*SET EXERCISE*. Copy out every line exactly, passing over the pictures.
---------- DATA PROVIDED
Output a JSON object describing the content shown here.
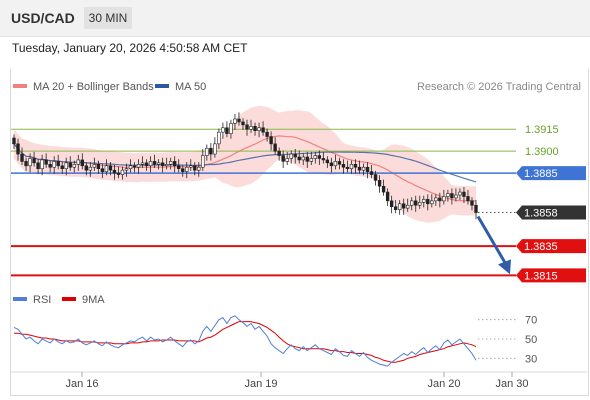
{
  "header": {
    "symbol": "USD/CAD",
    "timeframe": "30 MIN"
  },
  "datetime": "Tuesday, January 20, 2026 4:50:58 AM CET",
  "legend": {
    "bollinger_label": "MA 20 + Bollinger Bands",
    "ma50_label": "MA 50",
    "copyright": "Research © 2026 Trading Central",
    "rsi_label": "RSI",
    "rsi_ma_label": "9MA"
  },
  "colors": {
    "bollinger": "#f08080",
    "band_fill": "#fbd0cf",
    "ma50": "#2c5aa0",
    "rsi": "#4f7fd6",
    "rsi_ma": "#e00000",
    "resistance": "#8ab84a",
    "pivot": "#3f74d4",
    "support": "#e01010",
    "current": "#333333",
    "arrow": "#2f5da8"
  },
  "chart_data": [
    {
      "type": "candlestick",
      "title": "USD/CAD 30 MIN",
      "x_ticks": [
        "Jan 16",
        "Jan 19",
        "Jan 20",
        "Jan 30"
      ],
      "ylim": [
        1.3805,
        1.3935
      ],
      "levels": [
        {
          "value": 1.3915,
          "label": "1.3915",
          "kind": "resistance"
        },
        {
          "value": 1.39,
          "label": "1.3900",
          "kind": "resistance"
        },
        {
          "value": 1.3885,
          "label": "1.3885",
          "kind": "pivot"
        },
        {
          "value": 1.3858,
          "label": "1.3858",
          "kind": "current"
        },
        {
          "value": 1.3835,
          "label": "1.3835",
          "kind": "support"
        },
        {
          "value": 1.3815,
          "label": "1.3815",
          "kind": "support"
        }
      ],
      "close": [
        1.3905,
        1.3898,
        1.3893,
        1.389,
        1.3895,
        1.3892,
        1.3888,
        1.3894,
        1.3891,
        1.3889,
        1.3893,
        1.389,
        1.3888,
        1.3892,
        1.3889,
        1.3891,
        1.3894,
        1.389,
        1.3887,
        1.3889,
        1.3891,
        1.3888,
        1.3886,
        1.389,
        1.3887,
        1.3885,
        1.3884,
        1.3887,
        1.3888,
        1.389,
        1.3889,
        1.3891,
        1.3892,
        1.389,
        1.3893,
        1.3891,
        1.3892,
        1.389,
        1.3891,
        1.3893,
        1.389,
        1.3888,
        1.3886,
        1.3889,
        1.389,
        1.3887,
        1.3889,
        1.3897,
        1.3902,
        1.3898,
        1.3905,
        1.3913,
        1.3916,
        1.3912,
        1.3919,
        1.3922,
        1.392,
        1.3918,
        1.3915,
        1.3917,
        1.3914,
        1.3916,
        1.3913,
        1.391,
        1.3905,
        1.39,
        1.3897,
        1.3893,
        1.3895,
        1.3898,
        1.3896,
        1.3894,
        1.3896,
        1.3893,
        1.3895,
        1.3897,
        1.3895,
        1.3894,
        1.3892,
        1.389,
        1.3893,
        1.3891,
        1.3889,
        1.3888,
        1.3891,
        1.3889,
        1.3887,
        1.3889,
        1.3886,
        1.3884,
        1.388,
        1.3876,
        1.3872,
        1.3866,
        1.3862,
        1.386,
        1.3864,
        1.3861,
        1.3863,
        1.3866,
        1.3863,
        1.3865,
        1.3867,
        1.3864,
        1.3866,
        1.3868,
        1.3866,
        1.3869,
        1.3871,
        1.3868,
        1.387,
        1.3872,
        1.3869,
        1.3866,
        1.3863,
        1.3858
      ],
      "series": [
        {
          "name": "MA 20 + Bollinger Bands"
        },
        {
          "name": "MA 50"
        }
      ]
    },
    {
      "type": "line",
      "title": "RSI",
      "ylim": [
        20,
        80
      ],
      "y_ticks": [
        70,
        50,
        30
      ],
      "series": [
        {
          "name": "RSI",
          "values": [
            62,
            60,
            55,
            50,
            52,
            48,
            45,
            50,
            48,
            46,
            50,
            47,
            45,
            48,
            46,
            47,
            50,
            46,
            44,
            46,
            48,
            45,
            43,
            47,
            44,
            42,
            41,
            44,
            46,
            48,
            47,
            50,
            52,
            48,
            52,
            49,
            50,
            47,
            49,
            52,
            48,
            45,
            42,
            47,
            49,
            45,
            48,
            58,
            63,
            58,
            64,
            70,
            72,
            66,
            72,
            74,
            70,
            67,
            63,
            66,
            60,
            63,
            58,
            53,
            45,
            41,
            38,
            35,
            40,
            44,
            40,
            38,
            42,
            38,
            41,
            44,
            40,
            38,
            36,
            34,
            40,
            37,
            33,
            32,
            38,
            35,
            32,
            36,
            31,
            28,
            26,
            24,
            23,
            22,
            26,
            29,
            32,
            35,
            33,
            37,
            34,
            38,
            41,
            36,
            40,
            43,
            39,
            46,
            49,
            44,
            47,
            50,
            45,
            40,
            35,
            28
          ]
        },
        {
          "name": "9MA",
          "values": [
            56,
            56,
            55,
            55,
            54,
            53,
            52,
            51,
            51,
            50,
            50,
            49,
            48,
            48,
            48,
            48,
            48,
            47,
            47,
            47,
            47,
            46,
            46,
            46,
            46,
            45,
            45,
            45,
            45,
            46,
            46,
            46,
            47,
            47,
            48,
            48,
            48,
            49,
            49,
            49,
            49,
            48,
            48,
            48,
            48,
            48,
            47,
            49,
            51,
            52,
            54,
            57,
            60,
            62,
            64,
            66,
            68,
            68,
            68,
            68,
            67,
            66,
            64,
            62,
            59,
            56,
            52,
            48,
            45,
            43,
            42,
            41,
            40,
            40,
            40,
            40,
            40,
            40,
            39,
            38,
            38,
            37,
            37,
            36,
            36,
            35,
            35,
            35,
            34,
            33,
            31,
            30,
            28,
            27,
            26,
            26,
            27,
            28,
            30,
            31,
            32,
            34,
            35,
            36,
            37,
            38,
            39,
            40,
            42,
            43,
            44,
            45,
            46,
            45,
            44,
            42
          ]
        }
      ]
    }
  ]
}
--------------------
*OUTPUT OF THE EXERCISE*.
Output a JSON object describing the content shown here.
{
  "header": {
    "symbol": "USD/CAD",
    "timeframe": "30 MIN"
  },
  "datetime": "Tuesday, January 20, 2026 4:50:58 AM CET",
  "legend": {
    "bollinger_label": "MA 20 + Bollinger Bands",
    "ma50_label": "MA 50",
    "copyright": "Research © 2026 Trading Central",
    "rsi_label": "RSI",
    "rsi_ma_label": "9MA"
  },
  "colors": {
    "bollinger": "#f08080",
    "band_fill": "#fbd0cf",
    "ma50": "#2c5aa0",
    "rsi": "#4f7fd6",
    "rsi_ma": "#e00000",
    "resistance": "#8ab84a",
    "pivot": "#3f74d4",
    "support": "#e01010",
    "current": "#333333",
    "arrow": "#2f5da8"
  },
  "chart_data": [
    {
      "type": "candlestick",
      "title": "USD/CAD 30 MIN",
      "x_ticks": [
        "Jan 16",
        "Jan 19",
        "Jan 20",
        "Jan 30"
      ],
      "ylim": [
        1.3805,
        1.3935
      ],
      "levels": [
        {
          "value": 1.3915,
          "label": "1.3915",
          "kind": "resistance"
        },
        {
          "value": 1.39,
          "label": "1.3900",
          "kind": "resistance"
        },
        {
          "value": 1.3885,
          "label": "1.3885",
          "kind": "pivot"
        },
        {
          "value": 1.3858,
          "label": "1.3858",
          "kind": "current"
        },
        {
          "value": 1.3835,
          "label": "1.3835",
          "kind": "support"
        },
        {
          "value": 1.3815,
          "label": "1.3815",
          "kind": "support"
        }
      ],
      "close": [
        1.3905,
        1.3898,
        1.3893,
        1.389,
        1.3895,
        1.3892,
        1.3888,
        1.3894,
        1.3891,
        1.3889,
        1.3893,
        1.389,
        1.3888,
        1.3892,
        1.3889,
        1.3891,
        1.3894,
        1.389,
        1.3887,
        1.3889,
        1.3891,
        1.3888,
        1.3886,
        1.389,
        1.3887,
        1.3885,
        1.3884,
        1.3887,
        1.3888,
        1.389,
        1.3889,
        1.3891,
        1.3892,
        1.389,
        1.3893,
        1.3891,
        1.3892,
        1.389,
        1.3891,
        1.3893,
        1.389,
        1.3888,
        1.3886,
        1.3889,
        1.389,
        1.3887,
        1.3889,
        1.3897,
        1.3902,
        1.3898,
        1.3905,
        1.3913,
        1.3916,
        1.3912,
        1.3919,
        1.3922,
        1.392,
        1.3918,
        1.3915,
        1.3917,
        1.3914,
        1.3916,
        1.3913,
        1.391,
        1.3905,
        1.39,
        1.3897,
        1.3893,
        1.3895,
        1.3898,
        1.3896,
        1.3894,
        1.3896,
        1.3893,
        1.3895,
        1.3897,
        1.3895,
        1.3894,
        1.3892,
        1.389,
        1.3893,
        1.3891,
        1.3889,
        1.3888,
        1.3891,
        1.3889,
        1.3887,
        1.3889,
        1.3886,
        1.3884,
        1.388,
        1.3876,
        1.3872,
        1.3866,
        1.3862,
        1.386,
        1.3864,
        1.3861,
        1.3863,
        1.3866,
        1.3863,
        1.3865,
        1.3867,
        1.3864,
        1.3866,
        1.3868,
        1.3866,
        1.3869,
        1.3871,
        1.3868,
        1.387,
        1.3872,
        1.3869,
        1.3866,
        1.3863,
        1.3858
      ],
      "series": [
        {
          "name": "MA 20 + Bollinger Bands"
        },
        {
          "name": "MA 50"
        }
      ]
    },
    {
      "type": "line",
      "title": "RSI",
      "ylim": [
        20,
        80
      ],
      "y_ticks": [
        70,
        50,
        30
      ],
      "series": [
        {
          "name": "RSI",
          "values": [
            62,
            60,
            55,
            50,
            52,
            48,
            45,
            50,
            48,
            46,
            50,
            47,
            45,
            48,
            46,
            47,
            50,
            46,
            44,
            46,
            48,
            45,
            43,
            47,
            44,
            42,
            41,
            44,
            46,
            48,
            47,
            50,
            52,
            48,
            52,
            49,
            50,
            47,
            49,
            52,
            48,
            45,
            42,
            47,
            49,
            45,
            48,
            58,
            63,
            58,
            64,
            70,
            72,
            66,
            72,
            74,
            70,
            67,
            63,
            66,
            60,
            63,
            58,
            53,
            45,
            41,
            38,
            35,
            40,
            44,
            40,
            38,
            42,
            38,
            41,
            44,
            40,
            38,
            36,
            34,
            40,
            37,
            33,
            32,
            38,
            35,
            32,
            36,
            31,
            28,
            26,
            24,
            23,
            22,
            26,
            29,
            32,
            35,
            33,
            37,
            34,
            38,
            41,
            36,
            40,
            43,
            39,
            46,
            49,
            44,
            47,
            50,
            45,
            40,
            35,
            28
          ]
        },
        {
          "name": "9MA",
          "values": [
            56,
            56,
            55,
            55,
            54,
            53,
            52,
            51,
            51,
            50,
            50,
            49,
            48,
            48,
            48,
            48,
            48,
            47,
            47,
            47,
            47,
            46,
            46,
            46,
            46,
            45,
            45,
            45,
            45,
            46,
            46,
            46,
            47,
            47,
            48,
            48,
            48,
            49,
            49,
            49,
            49,
            48,
            48,
            48,
            48,
            48,
            47,
            49,
            51,
            52,
            54,
            57,
            60,
            62,
            64,
            66,
            68,
            68,
            68,
            68,
            67,
            66,
            64,
            62,
            59,
            56,
            52,
            48,
            45,
            43,
            42,
            41,
            40,
            40,
            40,
            40,
            40,
            40,
            39,
            38,
            38,
            37,
            37,
            36,
            36,
            35,
            35,
            35,
            34,
            33,
            31,
            30,
            28,
            27,
            26,
            26,
            27,
            28,
            30,
            31,
            32,
            34,
            35,
            36,
            37,
            38,
            39,
            40,
            42,
            43,
            44,
            45,
            46,
            45,
            44,
            42
          ]
        }
      ]
    }
  ]
}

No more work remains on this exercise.